One-way traffic at the moment... and don't mention Access

Microsoft has made the source code for its Extensible Storage Engine (aka JET Blue) available on GitHub.

The Extensible Storage Engine (ESE) is an advanced indexed and sequential access method (ISAM) storage technology and has been a fixture in Windows for more than a quarter of a century. It first appeared in Windows NT 3.51 and Exchange 4.0 before going on to have a working life that stretches to the Windows 10 of today.

Components, such as Windows Search or applications like Exchange, "store and retrieve data from tables using indexed or sequential cursor navigation."

While the acronym "JET" may leave developers all a-quiver with thoughts of the eldritch horrors of Access (and its Jet database engine), the ESE team is at pains to point out that its take is quite a different beast. Microsoft Access shipped with JET Red, while ESE is the JET Blue implementation of the API. "JET" itself stands for Joint Engine Technology.

Others had an entirely different name for what shipped with Microsoft Access, usually exclaimed loudly after database repair events entered double figures.

"ESE," noted Microsoft, "is for use in applications that require fast and/or light structured data storage, where raw file access or the registry does not support the application's indexing or data size requirements."

While most applications using it don't get beyond the 1MB mark, "extreme cases" top 1TB.

====================

> **Task set**
• A. Repeat word for word the part of the storage engine article from "Microsoft has made" up to and including "10 of today.".
• B. According to the storage engine article, in which Windows and Exchange releases did ESE first appear?
Work only from the storage engine article.

> **Given data**

====================

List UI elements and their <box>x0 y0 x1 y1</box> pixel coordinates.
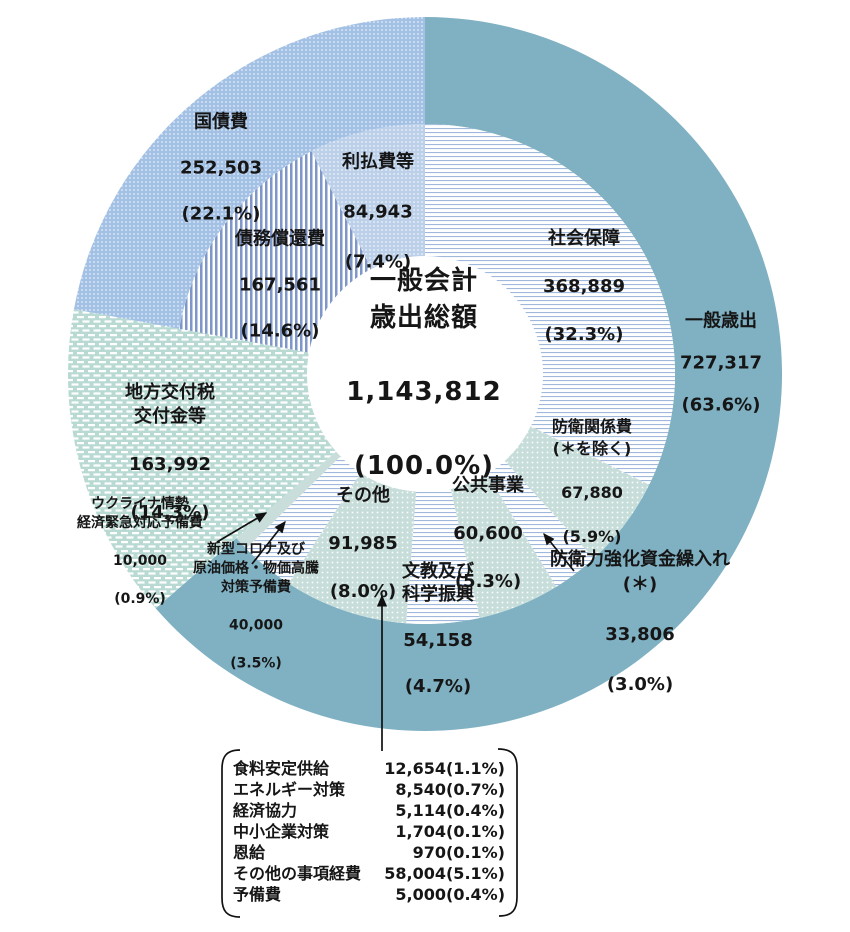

====================

> **Answers provided**
• A.
Microsoft has made the source code for its Extensible Storage Engine (aka JET Blue) available on GitHub.

The Extensible Storage Engine (ESE) is an advanced indexed and sequential access method (ISAM) storage technology and has been a fixture in Windows for more than a quarter of a century. It first appeared in Windows NT 3.51 and Exchange 4.0 before going on to have a working life that stretches to the Windows 10 of today.

• B. Windows NT 3.51 and Exchange 4.0